> [Exercise aim] Copy out each line of the material in which the word "người" appears.

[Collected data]
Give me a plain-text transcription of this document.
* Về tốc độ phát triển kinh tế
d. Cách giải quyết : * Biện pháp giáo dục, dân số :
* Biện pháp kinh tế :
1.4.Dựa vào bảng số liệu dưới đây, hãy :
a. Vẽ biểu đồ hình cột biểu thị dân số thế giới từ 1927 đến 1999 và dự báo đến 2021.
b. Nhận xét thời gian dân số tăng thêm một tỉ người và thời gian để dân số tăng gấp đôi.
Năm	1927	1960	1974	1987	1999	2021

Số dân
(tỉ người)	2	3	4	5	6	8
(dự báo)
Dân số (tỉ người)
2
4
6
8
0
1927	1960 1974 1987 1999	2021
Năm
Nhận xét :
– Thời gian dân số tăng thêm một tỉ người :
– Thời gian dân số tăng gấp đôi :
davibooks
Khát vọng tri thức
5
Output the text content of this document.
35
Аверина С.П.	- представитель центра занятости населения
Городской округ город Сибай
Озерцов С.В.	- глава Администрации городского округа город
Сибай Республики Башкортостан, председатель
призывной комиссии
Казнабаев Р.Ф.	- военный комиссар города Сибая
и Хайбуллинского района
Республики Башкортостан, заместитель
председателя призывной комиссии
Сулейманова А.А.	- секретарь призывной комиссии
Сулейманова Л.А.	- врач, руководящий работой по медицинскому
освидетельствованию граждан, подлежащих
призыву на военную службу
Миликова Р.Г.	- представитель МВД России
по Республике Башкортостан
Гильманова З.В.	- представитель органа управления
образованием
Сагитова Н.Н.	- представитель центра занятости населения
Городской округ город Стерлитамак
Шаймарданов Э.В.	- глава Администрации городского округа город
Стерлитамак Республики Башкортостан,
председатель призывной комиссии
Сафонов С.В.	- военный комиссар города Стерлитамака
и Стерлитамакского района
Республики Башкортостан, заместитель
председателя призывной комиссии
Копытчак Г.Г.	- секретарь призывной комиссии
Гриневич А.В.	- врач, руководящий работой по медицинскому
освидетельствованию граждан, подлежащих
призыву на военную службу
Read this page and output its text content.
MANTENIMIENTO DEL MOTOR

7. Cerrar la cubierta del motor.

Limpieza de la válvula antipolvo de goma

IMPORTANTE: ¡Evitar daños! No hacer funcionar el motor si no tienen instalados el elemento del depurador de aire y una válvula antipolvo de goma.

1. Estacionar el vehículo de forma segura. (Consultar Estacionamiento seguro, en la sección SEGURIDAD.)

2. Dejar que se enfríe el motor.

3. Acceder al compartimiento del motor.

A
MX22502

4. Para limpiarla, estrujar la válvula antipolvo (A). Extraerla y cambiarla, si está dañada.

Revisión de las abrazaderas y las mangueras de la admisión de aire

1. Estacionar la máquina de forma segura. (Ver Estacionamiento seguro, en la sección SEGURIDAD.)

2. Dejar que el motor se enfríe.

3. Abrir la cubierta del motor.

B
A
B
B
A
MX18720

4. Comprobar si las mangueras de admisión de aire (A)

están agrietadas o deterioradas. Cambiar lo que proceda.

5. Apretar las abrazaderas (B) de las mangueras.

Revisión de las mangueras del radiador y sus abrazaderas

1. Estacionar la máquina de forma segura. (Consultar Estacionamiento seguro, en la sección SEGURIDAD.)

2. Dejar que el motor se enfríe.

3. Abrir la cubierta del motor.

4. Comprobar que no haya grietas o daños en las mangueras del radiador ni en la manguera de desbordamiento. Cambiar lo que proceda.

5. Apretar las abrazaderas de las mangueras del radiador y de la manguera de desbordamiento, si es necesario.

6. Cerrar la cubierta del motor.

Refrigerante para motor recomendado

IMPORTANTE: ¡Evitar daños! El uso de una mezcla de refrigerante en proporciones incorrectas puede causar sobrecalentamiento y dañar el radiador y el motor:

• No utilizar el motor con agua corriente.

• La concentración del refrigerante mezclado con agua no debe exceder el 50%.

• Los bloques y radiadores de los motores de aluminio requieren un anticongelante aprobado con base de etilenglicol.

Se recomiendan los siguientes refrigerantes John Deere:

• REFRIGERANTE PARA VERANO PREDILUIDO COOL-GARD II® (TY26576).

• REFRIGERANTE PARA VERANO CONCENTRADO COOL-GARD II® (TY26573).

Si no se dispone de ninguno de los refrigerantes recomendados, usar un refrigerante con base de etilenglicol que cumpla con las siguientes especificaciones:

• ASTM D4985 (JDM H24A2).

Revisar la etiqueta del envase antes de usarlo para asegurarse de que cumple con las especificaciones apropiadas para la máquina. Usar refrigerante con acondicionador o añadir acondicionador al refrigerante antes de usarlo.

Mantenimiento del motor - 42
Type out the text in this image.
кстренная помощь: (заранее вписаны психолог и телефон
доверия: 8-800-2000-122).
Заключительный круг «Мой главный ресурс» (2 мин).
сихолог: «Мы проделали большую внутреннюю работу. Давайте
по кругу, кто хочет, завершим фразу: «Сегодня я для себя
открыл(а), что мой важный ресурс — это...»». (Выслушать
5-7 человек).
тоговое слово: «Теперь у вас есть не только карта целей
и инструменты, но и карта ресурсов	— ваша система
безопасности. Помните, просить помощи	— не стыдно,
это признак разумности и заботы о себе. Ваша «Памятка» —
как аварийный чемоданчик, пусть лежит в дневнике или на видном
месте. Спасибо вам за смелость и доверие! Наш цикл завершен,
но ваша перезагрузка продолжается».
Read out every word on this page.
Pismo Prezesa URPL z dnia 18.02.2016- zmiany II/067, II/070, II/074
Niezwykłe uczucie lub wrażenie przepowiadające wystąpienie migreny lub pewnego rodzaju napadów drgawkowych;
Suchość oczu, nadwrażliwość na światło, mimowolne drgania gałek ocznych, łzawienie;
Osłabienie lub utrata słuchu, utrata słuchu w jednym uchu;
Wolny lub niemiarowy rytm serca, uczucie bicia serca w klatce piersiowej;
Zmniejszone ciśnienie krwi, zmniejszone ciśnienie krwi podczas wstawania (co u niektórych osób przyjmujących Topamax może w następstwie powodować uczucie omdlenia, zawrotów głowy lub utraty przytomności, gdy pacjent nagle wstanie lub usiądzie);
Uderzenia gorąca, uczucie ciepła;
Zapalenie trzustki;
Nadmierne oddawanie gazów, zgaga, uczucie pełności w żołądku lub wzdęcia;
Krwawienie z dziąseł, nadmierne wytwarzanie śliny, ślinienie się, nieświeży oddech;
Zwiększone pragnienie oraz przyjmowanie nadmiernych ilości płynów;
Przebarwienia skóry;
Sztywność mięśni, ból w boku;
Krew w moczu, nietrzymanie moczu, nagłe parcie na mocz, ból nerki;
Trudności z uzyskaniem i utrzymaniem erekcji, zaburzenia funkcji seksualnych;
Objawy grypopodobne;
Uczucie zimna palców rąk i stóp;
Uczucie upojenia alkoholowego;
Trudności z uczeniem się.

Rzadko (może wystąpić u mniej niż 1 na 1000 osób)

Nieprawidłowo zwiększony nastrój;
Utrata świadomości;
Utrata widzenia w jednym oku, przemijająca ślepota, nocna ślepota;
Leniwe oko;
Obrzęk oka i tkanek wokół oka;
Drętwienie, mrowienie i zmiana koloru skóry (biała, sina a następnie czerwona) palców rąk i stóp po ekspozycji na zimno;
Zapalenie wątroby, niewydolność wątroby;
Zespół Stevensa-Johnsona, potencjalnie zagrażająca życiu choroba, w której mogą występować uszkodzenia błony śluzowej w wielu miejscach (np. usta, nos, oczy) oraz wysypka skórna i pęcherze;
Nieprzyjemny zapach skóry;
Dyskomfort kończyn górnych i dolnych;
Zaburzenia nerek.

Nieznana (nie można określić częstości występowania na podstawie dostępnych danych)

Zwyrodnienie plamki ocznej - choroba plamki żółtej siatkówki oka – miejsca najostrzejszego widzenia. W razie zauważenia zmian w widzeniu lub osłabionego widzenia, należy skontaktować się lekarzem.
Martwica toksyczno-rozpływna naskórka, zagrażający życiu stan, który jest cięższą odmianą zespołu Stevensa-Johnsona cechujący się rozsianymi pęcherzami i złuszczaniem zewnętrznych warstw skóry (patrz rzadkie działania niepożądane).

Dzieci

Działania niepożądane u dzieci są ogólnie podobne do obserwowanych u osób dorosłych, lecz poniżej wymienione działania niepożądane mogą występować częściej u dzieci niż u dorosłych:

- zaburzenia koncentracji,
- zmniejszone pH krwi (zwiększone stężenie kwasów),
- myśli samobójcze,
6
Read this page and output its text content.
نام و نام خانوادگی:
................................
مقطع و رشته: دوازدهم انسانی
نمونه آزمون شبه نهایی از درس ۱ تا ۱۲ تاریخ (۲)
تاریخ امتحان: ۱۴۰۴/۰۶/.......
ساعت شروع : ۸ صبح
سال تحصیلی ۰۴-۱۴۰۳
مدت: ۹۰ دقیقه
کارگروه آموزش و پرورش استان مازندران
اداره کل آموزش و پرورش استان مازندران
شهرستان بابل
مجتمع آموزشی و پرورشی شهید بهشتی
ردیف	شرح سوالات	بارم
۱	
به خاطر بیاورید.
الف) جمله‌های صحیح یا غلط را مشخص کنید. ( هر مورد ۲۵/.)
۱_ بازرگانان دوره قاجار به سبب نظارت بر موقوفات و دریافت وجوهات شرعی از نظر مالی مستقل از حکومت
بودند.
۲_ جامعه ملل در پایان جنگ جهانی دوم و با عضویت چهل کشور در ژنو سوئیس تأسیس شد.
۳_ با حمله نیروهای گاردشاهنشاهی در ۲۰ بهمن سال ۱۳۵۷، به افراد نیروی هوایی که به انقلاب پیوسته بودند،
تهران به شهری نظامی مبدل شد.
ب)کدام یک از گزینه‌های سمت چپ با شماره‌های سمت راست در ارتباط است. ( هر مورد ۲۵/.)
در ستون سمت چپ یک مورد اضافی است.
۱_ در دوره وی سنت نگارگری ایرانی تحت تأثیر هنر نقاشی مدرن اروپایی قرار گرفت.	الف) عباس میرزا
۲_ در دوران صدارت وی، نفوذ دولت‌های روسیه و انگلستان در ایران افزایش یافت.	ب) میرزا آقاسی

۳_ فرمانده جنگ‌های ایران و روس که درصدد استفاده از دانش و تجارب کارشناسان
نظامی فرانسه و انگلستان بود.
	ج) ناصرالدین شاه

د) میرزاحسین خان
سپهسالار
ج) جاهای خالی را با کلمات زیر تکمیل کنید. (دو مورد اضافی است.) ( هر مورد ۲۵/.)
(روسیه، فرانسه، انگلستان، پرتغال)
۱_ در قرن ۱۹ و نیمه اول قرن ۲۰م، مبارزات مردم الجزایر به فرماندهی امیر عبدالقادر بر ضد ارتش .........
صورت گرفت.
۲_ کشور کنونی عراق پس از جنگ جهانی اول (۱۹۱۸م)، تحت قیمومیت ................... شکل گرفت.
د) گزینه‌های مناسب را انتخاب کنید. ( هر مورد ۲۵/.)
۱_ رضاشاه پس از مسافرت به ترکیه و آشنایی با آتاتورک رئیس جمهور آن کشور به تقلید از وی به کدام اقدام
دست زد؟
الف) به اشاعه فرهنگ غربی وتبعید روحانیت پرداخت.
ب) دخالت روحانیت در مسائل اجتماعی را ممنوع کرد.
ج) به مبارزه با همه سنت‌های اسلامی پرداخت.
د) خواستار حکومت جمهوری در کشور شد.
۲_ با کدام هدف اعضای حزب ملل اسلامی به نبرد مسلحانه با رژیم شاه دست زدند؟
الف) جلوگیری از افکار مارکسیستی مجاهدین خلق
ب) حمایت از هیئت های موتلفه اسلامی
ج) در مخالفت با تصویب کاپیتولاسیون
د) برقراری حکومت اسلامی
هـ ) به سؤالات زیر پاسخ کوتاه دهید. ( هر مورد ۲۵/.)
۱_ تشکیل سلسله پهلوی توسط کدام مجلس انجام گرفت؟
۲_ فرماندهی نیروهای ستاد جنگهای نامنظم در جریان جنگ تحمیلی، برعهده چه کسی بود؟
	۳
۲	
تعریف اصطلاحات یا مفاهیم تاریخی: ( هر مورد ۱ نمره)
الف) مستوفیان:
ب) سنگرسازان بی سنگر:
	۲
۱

> [Complete response]
b. Nhận xét thời gian dân số tăng thêm một tỉ người và thời gian để dân số tăng gấp đôi.
(tỉ người)	2	3	4	5	6	8
Dân số (tỉ người)
– Thời gian dân số tăng thêm một tỉ người :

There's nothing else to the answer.